▶ _Your objective_
Write out each entry, exactly the way it appears.

▶ _Data provided_
===

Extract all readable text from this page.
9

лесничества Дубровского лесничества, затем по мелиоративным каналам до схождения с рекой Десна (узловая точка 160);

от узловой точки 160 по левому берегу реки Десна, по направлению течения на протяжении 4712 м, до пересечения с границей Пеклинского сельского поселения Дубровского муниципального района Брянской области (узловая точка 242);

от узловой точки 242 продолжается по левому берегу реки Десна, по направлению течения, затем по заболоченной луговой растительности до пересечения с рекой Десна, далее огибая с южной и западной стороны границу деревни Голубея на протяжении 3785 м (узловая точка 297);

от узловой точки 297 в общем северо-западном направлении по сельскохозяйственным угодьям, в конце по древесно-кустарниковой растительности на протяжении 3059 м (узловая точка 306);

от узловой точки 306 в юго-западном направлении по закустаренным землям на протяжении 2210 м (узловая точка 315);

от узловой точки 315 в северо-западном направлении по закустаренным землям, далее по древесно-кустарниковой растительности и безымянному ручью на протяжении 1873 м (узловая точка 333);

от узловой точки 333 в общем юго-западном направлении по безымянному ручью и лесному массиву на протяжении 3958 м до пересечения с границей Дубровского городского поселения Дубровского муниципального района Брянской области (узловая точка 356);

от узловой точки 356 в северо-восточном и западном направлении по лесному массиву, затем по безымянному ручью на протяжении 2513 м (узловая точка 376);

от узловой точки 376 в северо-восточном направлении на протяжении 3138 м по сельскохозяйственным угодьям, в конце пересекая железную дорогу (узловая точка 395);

===

▶ _Worked answer_
Extract all readable text from this page.
9

лесничества Дубровского лесничества, затем по мелиоративным каналам до схождения с рекой Десна (узловая точка 160);

от узловой точки 160 по левому берегу реки Десна, по направлению течения на протяжении 4712 м, до пересечения с границей Пеклинского сельского поселения Дубровского муниципального района Брянской области (узловая точка 242);

от узловой точки 242 продолжается по левому берегу реки Десна, по направлению течения, затем по заболоченной луговой растительности до пересечения с рекой Десна, далее огибая с южной и западной стороны границу деревни Голубея на протяжении 3785 м (узловая точка 297);

от узловой точки 297 в общем северо-западном направлении по сельскохозяйственным угодьям, в конце по древесно-кустарниковой растительности на протяжении 3059 м (узловая точка 306);

от узловой точки 306 в юго-западном направлении по закустаренным землям на протяжении 2210 м (узловая точка 315);

от узловой точки 315 в северо-западном направлении по закустаренным землям, далее по древесно-кустарниковой растительности и безымянному ручью на протяжении 1873 м (узловая точка 333);

от узловой точки 333 в общем юго-западном направлении по безымянному ручью и лесному массиву на протяжении 3958 м до пересечения с границей Дубровского городского поселения Дубровского муниципального района Брянской области (узловая точка 356);

от узловой точки 356 в северо-восточном и западном направлении по лесному массиву, затем по безымянному ручью на протяжении 2513 м (узловая точка 376);

от узловой точки 376 в северо-восточном направлении на протяжении 3138 м по сельскохозяйственным угодьям, в конце пересекая железную дорогу (узловая точка 395);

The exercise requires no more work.